Collected data:
□ □ □ □ □ □ □
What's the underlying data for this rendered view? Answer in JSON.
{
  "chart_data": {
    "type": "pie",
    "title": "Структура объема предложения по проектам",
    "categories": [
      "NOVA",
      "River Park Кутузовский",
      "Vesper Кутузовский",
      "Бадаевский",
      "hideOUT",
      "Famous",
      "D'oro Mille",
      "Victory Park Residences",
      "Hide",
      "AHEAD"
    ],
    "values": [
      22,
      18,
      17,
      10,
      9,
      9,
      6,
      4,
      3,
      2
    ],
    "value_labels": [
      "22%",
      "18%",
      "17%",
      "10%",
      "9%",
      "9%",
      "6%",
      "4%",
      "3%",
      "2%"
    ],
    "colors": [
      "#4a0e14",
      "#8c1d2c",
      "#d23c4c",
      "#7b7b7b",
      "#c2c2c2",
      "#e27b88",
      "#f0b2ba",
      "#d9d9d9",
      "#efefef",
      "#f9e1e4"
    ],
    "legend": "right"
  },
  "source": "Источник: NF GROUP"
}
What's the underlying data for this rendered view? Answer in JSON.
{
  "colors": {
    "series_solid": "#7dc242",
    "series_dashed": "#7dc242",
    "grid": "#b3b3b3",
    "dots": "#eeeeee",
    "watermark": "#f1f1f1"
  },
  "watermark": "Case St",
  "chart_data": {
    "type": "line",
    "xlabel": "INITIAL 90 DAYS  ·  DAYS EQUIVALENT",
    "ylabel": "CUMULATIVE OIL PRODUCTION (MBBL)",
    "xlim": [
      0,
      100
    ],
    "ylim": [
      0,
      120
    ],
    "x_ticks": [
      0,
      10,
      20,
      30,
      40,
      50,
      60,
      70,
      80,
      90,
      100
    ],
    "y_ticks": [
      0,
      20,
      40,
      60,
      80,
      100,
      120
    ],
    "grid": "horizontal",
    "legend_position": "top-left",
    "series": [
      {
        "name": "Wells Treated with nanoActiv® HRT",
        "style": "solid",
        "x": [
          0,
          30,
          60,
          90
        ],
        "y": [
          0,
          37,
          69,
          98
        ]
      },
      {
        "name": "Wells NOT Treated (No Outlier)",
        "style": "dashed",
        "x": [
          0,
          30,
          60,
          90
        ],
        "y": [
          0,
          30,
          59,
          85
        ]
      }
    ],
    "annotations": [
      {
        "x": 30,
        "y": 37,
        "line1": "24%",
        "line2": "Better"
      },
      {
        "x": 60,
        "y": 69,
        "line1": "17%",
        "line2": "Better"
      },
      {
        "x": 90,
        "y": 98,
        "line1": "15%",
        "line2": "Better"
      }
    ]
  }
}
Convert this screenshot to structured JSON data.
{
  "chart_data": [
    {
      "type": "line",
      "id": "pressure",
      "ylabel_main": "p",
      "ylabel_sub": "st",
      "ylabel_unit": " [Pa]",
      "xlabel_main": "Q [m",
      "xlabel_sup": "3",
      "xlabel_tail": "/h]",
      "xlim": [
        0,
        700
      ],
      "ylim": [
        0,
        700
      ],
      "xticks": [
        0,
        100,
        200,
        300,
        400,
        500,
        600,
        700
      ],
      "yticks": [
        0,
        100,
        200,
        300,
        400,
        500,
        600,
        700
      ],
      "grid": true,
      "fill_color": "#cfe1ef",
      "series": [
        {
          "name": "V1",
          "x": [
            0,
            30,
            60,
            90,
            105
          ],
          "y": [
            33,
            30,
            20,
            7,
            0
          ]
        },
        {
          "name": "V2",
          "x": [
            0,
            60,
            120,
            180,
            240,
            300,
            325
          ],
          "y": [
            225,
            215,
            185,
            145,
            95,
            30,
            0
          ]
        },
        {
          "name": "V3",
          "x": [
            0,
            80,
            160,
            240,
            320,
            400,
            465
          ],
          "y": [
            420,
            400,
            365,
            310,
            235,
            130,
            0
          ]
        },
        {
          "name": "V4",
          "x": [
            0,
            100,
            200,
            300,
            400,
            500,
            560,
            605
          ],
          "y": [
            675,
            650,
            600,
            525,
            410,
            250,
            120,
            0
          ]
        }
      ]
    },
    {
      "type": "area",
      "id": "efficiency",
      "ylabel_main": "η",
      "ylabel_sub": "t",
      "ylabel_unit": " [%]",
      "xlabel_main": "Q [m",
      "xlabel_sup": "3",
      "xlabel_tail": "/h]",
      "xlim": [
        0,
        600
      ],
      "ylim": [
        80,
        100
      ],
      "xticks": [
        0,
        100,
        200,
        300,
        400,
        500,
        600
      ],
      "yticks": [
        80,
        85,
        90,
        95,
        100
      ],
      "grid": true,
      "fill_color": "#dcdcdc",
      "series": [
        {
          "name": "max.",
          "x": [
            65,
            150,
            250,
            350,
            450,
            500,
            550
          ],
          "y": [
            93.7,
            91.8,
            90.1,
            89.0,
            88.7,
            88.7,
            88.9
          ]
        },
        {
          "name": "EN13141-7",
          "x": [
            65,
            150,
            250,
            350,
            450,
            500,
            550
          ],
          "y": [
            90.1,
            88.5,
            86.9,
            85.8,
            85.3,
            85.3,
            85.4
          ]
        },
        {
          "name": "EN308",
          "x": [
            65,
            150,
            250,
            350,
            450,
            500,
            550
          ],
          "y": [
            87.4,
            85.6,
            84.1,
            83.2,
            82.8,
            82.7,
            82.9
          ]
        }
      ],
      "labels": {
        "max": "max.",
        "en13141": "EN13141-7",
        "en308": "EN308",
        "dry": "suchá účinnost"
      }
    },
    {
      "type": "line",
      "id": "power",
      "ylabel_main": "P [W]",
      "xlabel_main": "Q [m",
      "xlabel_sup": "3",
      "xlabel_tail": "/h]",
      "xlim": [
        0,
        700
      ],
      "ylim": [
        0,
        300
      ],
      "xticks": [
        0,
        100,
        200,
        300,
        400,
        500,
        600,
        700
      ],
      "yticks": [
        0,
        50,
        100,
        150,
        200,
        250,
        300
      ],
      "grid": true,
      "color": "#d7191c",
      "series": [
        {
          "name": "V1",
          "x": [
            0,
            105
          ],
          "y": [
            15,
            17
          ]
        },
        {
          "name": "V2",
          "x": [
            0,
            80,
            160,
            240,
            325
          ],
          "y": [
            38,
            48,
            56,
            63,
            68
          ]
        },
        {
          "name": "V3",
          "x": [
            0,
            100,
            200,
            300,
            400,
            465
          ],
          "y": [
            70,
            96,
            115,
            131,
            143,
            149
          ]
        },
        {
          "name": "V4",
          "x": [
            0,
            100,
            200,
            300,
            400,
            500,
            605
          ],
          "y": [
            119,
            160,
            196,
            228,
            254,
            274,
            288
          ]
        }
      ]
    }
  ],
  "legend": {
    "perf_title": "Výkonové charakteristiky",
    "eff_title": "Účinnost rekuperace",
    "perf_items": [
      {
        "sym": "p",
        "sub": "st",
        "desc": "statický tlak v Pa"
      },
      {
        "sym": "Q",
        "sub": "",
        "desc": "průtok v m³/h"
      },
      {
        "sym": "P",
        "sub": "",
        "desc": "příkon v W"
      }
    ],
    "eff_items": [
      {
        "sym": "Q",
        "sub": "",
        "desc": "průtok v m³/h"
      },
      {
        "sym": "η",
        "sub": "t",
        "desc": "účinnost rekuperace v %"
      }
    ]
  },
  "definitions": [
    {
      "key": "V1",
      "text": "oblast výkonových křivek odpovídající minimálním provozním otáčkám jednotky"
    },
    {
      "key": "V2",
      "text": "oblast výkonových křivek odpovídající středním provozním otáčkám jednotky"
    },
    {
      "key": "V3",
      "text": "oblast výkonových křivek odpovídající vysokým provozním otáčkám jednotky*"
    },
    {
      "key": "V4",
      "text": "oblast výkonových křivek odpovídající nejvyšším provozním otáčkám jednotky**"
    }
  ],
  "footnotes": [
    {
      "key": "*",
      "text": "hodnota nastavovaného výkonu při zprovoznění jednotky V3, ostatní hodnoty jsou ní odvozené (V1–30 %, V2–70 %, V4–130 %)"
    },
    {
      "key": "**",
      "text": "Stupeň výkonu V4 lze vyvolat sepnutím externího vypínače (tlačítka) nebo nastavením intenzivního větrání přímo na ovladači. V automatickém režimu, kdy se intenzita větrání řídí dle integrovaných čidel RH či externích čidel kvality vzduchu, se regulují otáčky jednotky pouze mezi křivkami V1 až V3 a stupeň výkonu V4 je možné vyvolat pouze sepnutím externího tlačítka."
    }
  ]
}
□ □ □ □ □ □ □
What is being asked:
Look through the data above. Find each line with the string "otáčkám" and copy it.

Task answer:
      "text": "oblast výkonových křivek odpovídající minimálním provozním otáčkám jednotky"
      "text": "oblast výkonových křivek odpovídající středním provozním otáčkám jednotky"
      "text": "oblast výkonových křivek odpovídající vysokým provozním otáčkám jednotky*"
      "text": "oblast výkonových křivek odpovídající nejvyšším provozním otáčkám jednotky**"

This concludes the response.